→ **TEXT SEGMENT**:
◆ ◆ ◆ ◆

By this logic, it is not worth measuring testosterone either, because testosterone does not exert its effects in serum, only in tissues. The fact is, the hormones we are measuring, circulating in serum, make their way into tissues and exert effects there. This is equally true for both testosterone and estradiol, and that is why it is worth measuring and concerning yourself with both hormones.
There is no unidirectional transporter in tissues that only allows E2 produced locally via aromatization to travel out from that tissue to the serum. E2 can just as easily pass from serum INTO tissues and exert effects as an endocrine hormone.
One of the best models in men to prove that is with estradiol administration in the context of androgen deprivation therapy (ADT). In these scenarios, men with prostate cancer are chemically castrated, reducing both T and E2 to nil, and then estradiol is administered to relieve men of some of the negative side effects.
When you restore serum E2 to physiological levels in men on ADT, their markers of bone health improve. Bone resorption is halted and bone density increases. There is no aromatization of testosterone occurring in these men. This is E2 measured in serum, traveling from the serum into the tissue, exerting endocrine effects. The same physiologic serum E2 levels will also relieve vasomotor symptoms like hot flashes in these men.
Relative to placebo, E2 treatment increases some measures of bone density and bone strength in men and reduces bone remodelling, effects that occur in the absence of endogenous T.

◆ ◆ ◆ ◆

→ **GIVEN DATA**:
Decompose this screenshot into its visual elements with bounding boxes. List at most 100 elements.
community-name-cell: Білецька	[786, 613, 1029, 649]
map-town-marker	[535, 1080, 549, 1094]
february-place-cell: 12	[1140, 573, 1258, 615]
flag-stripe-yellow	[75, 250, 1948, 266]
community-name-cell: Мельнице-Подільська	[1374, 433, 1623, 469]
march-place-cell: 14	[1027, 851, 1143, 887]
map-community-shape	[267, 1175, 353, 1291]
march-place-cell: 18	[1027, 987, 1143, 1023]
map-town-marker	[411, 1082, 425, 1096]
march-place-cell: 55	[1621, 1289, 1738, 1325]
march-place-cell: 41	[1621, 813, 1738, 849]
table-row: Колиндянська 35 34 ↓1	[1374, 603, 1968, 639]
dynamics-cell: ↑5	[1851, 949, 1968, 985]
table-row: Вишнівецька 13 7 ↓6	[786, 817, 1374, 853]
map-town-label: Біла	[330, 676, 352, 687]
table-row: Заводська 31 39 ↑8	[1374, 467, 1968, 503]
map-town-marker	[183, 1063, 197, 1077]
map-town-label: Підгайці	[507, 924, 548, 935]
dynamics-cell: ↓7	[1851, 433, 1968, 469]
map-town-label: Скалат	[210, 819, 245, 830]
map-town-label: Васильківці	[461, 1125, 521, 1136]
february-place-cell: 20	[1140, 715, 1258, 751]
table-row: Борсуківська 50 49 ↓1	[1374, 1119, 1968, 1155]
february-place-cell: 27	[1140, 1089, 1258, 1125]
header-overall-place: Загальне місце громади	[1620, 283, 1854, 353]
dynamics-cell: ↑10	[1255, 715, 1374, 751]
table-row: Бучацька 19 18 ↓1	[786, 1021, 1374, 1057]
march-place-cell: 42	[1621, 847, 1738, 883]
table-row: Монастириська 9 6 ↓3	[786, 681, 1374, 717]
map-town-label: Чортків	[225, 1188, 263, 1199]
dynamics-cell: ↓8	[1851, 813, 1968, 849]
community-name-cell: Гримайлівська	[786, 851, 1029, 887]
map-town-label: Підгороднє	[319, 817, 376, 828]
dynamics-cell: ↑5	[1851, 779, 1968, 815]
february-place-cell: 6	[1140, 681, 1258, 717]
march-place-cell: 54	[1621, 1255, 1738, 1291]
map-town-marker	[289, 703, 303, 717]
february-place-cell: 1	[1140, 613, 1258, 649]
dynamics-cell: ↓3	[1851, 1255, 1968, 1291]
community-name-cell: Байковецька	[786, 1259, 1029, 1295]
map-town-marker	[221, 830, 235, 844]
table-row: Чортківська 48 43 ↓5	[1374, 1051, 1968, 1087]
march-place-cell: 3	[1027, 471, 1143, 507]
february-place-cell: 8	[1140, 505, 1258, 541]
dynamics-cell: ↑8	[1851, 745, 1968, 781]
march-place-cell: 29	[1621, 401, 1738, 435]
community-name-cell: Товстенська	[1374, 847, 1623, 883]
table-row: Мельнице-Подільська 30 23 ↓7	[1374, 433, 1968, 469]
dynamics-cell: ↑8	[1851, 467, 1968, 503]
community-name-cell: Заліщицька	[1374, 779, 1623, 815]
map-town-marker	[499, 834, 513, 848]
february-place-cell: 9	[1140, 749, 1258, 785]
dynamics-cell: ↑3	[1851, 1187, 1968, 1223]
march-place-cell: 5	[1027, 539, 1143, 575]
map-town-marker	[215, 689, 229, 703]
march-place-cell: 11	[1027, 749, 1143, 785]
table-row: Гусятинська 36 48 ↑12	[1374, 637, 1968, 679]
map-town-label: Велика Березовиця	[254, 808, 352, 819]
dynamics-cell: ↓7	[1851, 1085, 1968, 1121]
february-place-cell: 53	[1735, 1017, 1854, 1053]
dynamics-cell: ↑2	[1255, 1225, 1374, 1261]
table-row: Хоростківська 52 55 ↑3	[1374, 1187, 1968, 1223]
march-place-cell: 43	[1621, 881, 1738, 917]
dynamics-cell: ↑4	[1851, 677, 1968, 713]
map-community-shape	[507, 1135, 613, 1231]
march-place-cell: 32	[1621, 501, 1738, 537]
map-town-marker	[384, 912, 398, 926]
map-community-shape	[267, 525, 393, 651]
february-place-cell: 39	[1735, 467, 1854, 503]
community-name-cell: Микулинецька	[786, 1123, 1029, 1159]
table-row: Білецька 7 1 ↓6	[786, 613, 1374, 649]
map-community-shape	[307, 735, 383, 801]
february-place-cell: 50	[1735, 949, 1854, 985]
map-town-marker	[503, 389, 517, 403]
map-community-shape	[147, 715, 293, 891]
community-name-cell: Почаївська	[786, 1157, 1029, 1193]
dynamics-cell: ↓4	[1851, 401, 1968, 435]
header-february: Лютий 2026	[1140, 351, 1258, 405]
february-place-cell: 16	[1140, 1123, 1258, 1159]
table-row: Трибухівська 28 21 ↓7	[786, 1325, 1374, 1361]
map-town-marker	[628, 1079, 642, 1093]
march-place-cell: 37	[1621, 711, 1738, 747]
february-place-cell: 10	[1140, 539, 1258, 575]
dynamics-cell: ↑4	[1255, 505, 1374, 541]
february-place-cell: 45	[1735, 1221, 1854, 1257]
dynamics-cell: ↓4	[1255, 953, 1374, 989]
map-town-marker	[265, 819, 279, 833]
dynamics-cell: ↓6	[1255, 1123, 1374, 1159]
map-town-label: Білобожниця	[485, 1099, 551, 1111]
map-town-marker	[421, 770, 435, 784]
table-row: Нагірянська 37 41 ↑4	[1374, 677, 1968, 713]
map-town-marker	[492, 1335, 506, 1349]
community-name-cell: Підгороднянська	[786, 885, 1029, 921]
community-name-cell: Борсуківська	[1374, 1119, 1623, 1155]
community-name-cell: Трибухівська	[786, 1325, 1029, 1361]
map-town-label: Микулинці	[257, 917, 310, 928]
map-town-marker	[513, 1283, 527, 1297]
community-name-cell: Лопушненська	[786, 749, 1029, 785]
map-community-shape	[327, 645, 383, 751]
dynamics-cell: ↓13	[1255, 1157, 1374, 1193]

◆ ◆ ◆ ◆

→ **CHECK YOUR UNDERSTANDING**:
[A] Write out the passage on estradiol in men word for word, from "By this logic, it" to "an endocrine hormone.".
[B] In the passage on estradiol in men, what happens to bone resorption and bone density when serum E2 is brought back to normal levels in men on androgen deprivation therapy?
[C] Carry the passage on estradiol in men further, starting after its last sentence.

→ **RESPONSES BY ITEM NUMBER**:
[A]
By this logic, it is not worth measuring testosterone either, because testosterone does not exert its effects in serum, only in tissues. The fact is, the hormones we are measuring, circulating in serum, make their way into tissues and exert effects there. This is equally true for both testosterone and estradiol, and that is why it is worth measuring and concerning yourself with both hormones.
There is no unidirectional transporter in tissues that only allows E2 produced locally via aromatization to travel out from that tissue to the serum. E2 can just as easily pass from serum INTO tissues and exert effects as an endocrine hormone.

[B] Bone resorption stops and bone density increases.

[C]
pubmed.ncbi.nlm.nih.gov
In men with castrate levels of E2 and TS, daily transdermal E2: 0.9-1.8 mg increased median serum E2 concentrations into the reference range reported for healthy men, but with substantial variability. E2 treatment reduced hot flushes and bone resorption. Larger studies will be required to test...
pubmed.ncbi.nlm.nih.gov
What happens when you go beyond physiologic serum E2 levels in men on ADT with estradiol administration? Gynecomastia. You are basically performing a gender transition on them, as the endocrine effects of high serum E2 work their magic in the tissues, in the absence of T and DHT to balance it.
Nipple tenderness was noted in 1 of 12 men receiving 0.9 mg, 2 of 12 men receiving 1.8 mg
and none using placebo gel in this study. In the PATCH trial, 75% of men receiving a high dose transdermal E2 regimen, sufficient to induce castrate T concentrations without GnRH analogs, experienced gynaecomastia compared to 19% of men receiving GnRH analogs (8). It is unknown to what extent long-term low dose transdermal E2 add-back will increase the incidence of breast adverse effects above that caused by GnRH analogs alone.
Basically what the anti-AI crowd has done is taken the nugget of truth that E2 often or even primarily functions as a paracrine hormone in men, and said that is the ONLY conceivable thing happening with E2. We will deny that high serum levels of E2 could ever possibly have undesired endocrine effects. We will bury our heads as far in the sand as necessary, creating carefully policed echo chambers on the Internet, such that we never have to consider that possibility again.
Just because AI's are not a safe and effective solution to undesirable effects of excessive E2 doesn't mean it is impossible for excessive E2 to cause undesirable effects. You've thrown the baby out with the bathwater.